◆ EXERCISE ◆
Extract every line of the material that holds the string "professional".

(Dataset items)
★ ★ ★
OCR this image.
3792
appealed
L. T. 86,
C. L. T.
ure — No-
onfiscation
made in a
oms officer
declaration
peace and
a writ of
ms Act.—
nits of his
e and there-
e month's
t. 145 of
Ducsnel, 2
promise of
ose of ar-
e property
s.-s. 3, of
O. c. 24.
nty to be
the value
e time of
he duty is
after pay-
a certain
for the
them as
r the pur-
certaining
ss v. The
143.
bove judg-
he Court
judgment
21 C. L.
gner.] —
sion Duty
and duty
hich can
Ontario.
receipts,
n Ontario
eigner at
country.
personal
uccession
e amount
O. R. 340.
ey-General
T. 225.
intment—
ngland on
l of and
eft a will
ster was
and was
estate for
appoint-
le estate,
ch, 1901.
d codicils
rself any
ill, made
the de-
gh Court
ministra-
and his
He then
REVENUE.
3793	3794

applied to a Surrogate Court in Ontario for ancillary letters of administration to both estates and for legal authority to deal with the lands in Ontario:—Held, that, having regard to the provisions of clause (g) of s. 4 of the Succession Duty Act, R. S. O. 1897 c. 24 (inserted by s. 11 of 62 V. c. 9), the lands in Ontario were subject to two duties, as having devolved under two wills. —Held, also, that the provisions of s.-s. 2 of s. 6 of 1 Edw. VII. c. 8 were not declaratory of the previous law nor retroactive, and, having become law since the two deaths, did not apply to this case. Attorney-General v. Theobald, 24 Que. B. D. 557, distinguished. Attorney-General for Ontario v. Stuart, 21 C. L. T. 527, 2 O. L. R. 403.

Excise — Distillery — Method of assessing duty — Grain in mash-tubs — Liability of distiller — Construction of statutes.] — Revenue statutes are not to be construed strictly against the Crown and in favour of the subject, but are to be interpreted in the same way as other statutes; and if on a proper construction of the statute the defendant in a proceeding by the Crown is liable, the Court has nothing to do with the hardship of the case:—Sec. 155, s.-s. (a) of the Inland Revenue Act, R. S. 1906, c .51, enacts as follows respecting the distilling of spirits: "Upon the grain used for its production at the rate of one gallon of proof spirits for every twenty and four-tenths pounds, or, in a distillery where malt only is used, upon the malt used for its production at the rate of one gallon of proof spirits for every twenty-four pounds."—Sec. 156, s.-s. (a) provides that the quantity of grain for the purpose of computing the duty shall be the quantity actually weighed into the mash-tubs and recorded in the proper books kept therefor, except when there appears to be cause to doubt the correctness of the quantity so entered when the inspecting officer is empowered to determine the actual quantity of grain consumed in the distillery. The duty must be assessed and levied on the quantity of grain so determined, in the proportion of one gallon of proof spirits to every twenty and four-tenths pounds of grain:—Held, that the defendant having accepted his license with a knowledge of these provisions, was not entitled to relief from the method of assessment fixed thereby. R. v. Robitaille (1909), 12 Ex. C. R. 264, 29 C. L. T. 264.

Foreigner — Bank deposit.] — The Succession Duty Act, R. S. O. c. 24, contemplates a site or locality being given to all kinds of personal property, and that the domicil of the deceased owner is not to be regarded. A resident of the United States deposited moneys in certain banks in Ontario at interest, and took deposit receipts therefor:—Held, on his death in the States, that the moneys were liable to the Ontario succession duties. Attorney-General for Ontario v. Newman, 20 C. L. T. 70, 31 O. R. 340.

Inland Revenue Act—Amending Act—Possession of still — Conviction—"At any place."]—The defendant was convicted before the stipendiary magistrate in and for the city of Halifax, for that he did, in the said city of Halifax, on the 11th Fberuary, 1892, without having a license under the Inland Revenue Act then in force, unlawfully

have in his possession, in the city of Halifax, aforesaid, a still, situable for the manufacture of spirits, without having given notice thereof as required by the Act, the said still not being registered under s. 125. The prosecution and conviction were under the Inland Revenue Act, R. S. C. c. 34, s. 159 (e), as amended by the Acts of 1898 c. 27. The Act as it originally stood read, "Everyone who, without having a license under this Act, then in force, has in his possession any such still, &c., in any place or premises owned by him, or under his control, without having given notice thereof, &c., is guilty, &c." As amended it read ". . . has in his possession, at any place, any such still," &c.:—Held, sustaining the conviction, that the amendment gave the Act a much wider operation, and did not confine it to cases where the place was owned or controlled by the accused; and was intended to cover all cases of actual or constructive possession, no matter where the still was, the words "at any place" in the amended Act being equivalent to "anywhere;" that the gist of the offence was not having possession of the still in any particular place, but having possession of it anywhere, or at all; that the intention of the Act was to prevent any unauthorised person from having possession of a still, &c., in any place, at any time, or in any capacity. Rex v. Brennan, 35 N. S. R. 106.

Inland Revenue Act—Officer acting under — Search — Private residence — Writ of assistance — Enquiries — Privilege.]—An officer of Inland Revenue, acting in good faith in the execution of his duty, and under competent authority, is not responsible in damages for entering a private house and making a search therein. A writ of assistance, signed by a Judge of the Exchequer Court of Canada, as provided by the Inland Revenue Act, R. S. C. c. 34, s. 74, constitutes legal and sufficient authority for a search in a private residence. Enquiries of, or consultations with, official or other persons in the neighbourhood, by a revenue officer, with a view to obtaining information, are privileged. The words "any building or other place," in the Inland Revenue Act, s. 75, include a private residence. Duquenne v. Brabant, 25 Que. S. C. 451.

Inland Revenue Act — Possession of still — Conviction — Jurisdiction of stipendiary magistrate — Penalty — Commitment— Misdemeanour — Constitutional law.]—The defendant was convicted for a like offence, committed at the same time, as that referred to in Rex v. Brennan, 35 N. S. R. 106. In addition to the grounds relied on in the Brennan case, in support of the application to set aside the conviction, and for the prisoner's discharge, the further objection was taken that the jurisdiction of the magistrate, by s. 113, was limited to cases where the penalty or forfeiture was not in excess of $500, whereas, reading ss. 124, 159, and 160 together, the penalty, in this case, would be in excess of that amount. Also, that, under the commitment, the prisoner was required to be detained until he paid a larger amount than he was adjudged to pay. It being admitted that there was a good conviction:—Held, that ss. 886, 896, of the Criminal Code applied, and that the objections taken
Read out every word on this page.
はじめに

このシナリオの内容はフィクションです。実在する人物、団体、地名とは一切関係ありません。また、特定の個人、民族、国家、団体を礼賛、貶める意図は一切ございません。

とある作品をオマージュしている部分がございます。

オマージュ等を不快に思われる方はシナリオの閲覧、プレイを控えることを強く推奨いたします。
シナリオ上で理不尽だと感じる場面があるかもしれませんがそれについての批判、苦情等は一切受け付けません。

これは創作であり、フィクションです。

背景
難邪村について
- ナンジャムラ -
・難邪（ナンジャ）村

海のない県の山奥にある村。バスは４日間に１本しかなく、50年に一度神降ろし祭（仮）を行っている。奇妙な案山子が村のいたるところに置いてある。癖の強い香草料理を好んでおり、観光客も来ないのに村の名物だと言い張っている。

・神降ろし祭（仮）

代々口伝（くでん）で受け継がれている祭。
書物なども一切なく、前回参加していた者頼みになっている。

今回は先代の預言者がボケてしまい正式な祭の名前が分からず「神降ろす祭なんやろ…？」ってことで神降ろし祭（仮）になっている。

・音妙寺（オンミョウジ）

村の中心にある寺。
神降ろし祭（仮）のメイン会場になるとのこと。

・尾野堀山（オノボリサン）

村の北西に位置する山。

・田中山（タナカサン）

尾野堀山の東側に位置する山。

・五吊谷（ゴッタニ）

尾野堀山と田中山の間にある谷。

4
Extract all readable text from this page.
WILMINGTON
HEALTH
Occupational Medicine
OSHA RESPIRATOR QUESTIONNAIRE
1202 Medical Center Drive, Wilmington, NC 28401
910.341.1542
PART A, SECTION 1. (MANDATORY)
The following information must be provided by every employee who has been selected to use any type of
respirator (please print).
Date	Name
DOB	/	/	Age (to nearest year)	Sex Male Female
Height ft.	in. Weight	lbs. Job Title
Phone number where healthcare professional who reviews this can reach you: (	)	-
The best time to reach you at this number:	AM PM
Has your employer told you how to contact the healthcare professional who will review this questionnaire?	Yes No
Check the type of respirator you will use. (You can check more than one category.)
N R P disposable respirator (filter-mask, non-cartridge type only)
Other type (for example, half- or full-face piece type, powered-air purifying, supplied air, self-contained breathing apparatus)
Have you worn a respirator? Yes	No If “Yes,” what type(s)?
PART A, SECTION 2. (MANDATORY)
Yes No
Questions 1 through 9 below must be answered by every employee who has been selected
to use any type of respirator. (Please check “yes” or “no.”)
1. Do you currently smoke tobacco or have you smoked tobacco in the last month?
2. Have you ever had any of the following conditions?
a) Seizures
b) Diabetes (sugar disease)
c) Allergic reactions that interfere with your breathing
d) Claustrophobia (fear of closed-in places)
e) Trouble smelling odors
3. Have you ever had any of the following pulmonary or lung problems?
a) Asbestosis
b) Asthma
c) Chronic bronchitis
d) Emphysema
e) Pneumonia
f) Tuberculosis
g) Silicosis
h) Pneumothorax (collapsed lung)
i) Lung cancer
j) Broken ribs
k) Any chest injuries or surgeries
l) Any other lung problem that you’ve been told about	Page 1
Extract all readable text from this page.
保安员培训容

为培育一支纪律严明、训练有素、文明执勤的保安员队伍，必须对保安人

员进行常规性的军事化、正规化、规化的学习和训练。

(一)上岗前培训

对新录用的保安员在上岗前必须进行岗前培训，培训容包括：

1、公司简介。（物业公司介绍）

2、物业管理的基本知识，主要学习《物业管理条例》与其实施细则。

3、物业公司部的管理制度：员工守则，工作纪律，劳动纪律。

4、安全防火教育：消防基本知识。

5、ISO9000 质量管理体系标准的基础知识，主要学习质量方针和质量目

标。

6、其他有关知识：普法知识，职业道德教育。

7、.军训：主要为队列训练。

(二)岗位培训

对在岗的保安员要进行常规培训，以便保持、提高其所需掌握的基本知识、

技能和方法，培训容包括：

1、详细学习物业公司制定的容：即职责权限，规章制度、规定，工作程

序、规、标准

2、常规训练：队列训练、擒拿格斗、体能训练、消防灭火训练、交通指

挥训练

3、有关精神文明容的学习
★ ★ ★
◆ EXERCISE SOLUTION ◆
Phone number where healthcare professional who reviews this can reach you: (	)	-
Has your employer told you how to contact the healthcare professional who will review this questionnaire?	Yes No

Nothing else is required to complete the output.